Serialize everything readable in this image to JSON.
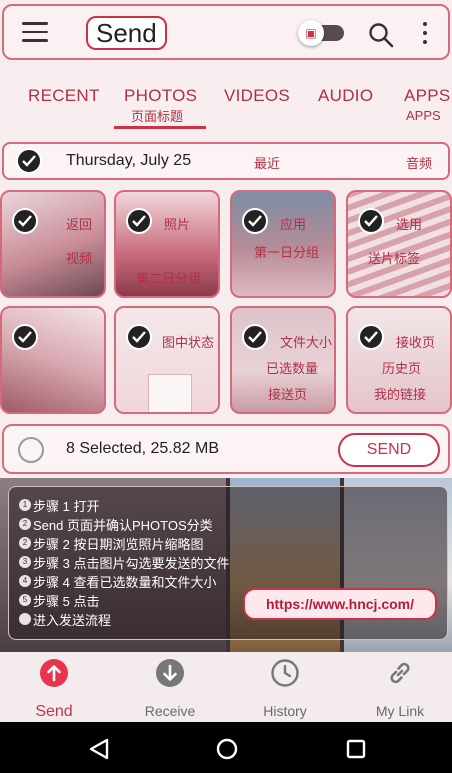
{
  "appbar": {
    "title": "Send",
    "icons": [
      "menu-icon",
      "cast-toggle",
      "search-icon",
      "more-vert-icon"
    ]
  },
  "tabs": [
    {
      "label": "RECENT",
      "sub": "",
      "active": false
    },
    {
      "label": "PHOTOS",
      "sub": "页面标题",
      "active": true
    },
    {
      "label": "VIDEOS",
      "sub": "",
      "active": false
    },
    {
      "label": "AUDIO",
      "sub": "",
      "active": false
    },
    {
      "label": "APPS",
      "sub": "APPS",
      "active": false
    }
  ],
  "date_group": {
    "date": "Thursday, July 25",
    "label_recent": "最近",
    "label_audio": "音频"
  },
  "tiles": [
    {
      "labels": [
        "返回",
        "视频"
      ]
    },
    {
      "labels": [
        "照片",
        "第二日分组"
      ]
    },
    {
      "labels": [
        "应用",
        "第一日分组"
      ]
    },
    {
      "labels": [
        "选用",
        "送片标签"
      ]
    },
    {
      "labels": []
    },
    {
      "labels": [
        "图中状态"
      ]
    },
    {
      "labels": [
        "文件大小",
        "已选数量",
        "接送页"
      ]
    },
    {
      "labels": [
        "接收页",
        "历史页",
        "我的链接"
      ]
    }
  ],
  "selection": {
    "text": "8 Selected, 25.82 MB",
    "send_label": "SEND"
  },
  "steps": [
    {
      "num": "1",
      "text": "步骤 1 打开"
    },
    {
      "num": "2",
      "text": "Send 页面并确认PHOTOS分类"
    },
    {
      "num": "2",
      "text": "步骤 2 按日期浏览照片缩略图"
    },
    {
      "num": "3",
      "text": "步骤 3 点击图片勾选要发送的文件"
    },
    {
      "num": "4",
      "text": "步骤 4 查看已选数量和文件大小"
    },
    {
      "num": "5",
      "text": "步骤 5 点击"
    },
    {
      "num": "",
      "text": "进入发送流程"
    }
  ],
  "url": "https://www.hncj.com/",
  "bottom_nav": [
    {
      "label": "Send",
      "icon": "upload-circle-icon",
      "active": true
    },
    {
      "label": "Receive",
      "icon": "download-circle-icon",
      "active": false
    },
    {
      "label": "History",
      "icon": "clock-icon",
      "active": false
    },
    {
      "label": "My Link",
      "icon": "link-icon",
      "active": false
    }
  ],
  "colors": {
    "accent": "#c8334a",
    "frame": "#d76a7a"
  }
}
******************************
Reproduce the data above in full, exactly as it is, with the pictures left out.

— Response to this task —
Serialize everything readable in this image to JSON.
{
  "appbar": {
    "title": "Send",
    "icons": [
      "menu-icon",
      "cast-toggle",
      "search-icon",
      "more-vert-icon"
    ]
  },
  "tabs": [
    {
      "label": "RECENT",
      "sub": "",
      "active": false
    },
    {
      "label": "PHOTOS",
      "sub": "页面标题",
      "active": true
    },
    {
      "label": "VIDEOS",
      "sub": "",
      "active": false
    },
    {
      "label": "AUDIO",
      "sub": "",
      "active": false
    },
    {
      "label": "APPS",
      "sub": "APPS",
      "active": false
    }
  ],
  "date_group": {
    "date": "Thursday, July 25",
    "label_recent": "最近",
    "label_audio": "音频"
  },
  "tiles": [
    {
      "labels": [
        "返回",
        "视频"
      ]
    },
    {
      "labels": [
        "照片",
        "第二日分组"
      ]
    },
    {
      "labels": [
        "应用",
        "第一日分组"
      ]
    },
    {
      "labels": [
        "选用",
        "送片标签"
      ]
    },
    {
      "labels": []
    },
    {
      "labels": [
        "图中状态"
      ]
    },
    {
      "labels": [
        "文件大小",
        "已选数量",
        "接送页"
      ]
    },
    {
      "labels": [
        "接收页",
        "历史页",
        "我的链接"
      ]
    }
  ],
  "selection": {
    "text": "8 Selected, 25.82 MB",
    "send_label": "SEND"
  },
  "steps": [
    {
      "num": "1",
      "text": "步骤 1 打开"
    },
    {
      "num": "2",
      "text": "Send 页面并确认PHOTOS分类"
    },
    {
      "num": "2",
      "text": "步骤 2 按日期浏览照片缩略图"
    },
    {
      "num": "3",
      "text": "步骤 3 点击图片勾选要发送的文件"
    },
    {
      "num": "4",
      "text": "步骤 4 查看已选数量和文件大小"
    },
    {
      "num": "5",
      "text": "步骤 5 点击"
    },
    {
      "num": "",
      "text": "进入发送流程"
    }
  ],
  "url": "https://www.hncj.com/",
  "bottom_nav": [
    {
      "label": "Send",
      "icon": "upload-circle-icon",
      "active": true
    },
    {
      "label": "Receive",
      "icon": "download-circle-icon",
      "active": false
    },
    {
      "label": "History",
      "icon": "clock-icon",
      "active": false
    },
    {
      "label": "My Link",
      "icon": "link-icon",
      "active": false
    }
  ],
  "colors": {
    "accent": "#c8334a",
    "frame": "#d76a7a"
  }
}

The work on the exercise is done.